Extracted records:
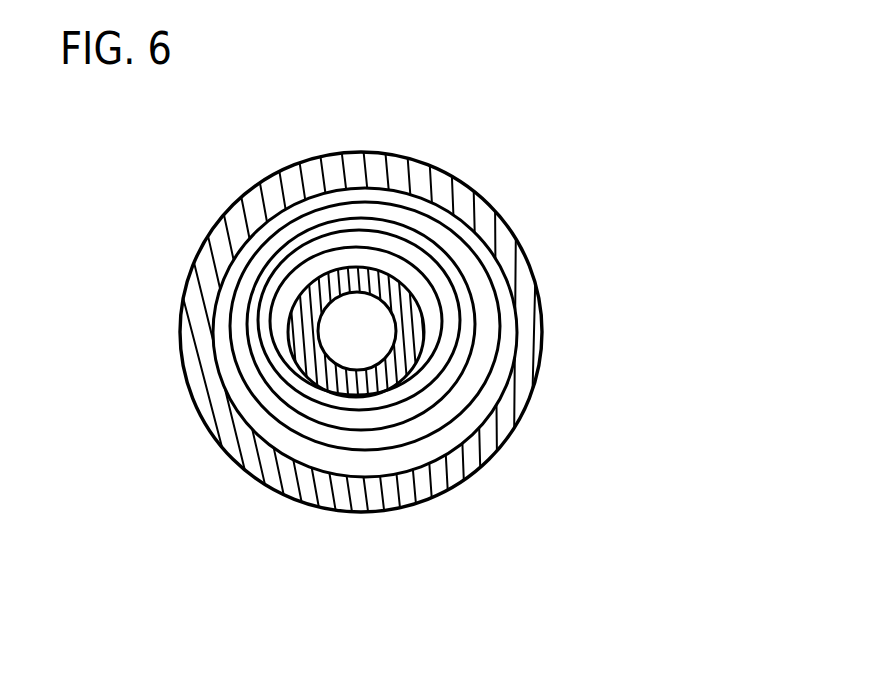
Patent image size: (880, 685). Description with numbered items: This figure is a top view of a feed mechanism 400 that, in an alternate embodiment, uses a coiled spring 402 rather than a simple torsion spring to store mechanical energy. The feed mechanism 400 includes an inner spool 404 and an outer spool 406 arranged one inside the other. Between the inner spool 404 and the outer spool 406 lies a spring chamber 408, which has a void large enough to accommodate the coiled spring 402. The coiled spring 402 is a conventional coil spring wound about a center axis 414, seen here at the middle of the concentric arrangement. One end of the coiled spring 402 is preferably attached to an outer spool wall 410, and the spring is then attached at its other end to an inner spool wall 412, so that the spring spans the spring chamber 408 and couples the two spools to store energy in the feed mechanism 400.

The feed mechanism 400 is at (572, 203).
The coiled spring 402 is at (293, 438).
The inner spool 404 is at (370, 388).
The outer spool 406 is at (238, 455).
The spring chamber 408 is at (483, 390).
The outer spool wall 410 is at (230, 336).
The inner spool wall 412 is at (397, 393).
The center axis 414 is at (355, 333).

▸ **TO BE DONE**: Retype all the text in the items above word for word, leaving out the pictures.

▸ **RESPONSE TO THIS EXERCISE**:
Patent image size: (880, 685). Description with numbered items: This figure is a top view of a feed mechanism 400 that, in an alternate embodiment, uses a coiled spring 402 rather than a simple torsion spring to store mechanical energy. The feed mechanism 400 includes an inner spool 404 and an outer spool 406 arranged one inside the other. Between the inner spool 404 and the outer spool 406 lies a spring chamber 408, which has a void large enough to accommodate the coiled spring 402. The coiled spring 402 is a conventional coil spring wound about a center axis 414, seen here at the middle of the concentric arrangement. One end of the coiled spring 402 is preferably attached to an outer spool wall 410, and the spring is then attached at its other end to an inner spool wall 412, so that the spring spans the spring chamber 408 and couples the two spools to store energy in the feed mechanism 400.

The feed mechanism 400 is at (572, 203).
The coiled spring 402 is at (293, 438).
The inner spool 404 is at (370, 388).
The outer spool 406 is at (238, 455).
The spring chamber 408 is at (483, 390).
The outer spool wall 410 is at (230, 336).
The inner spool wall 412 is at (397, 393).
The center axis 414 is at (355, 333).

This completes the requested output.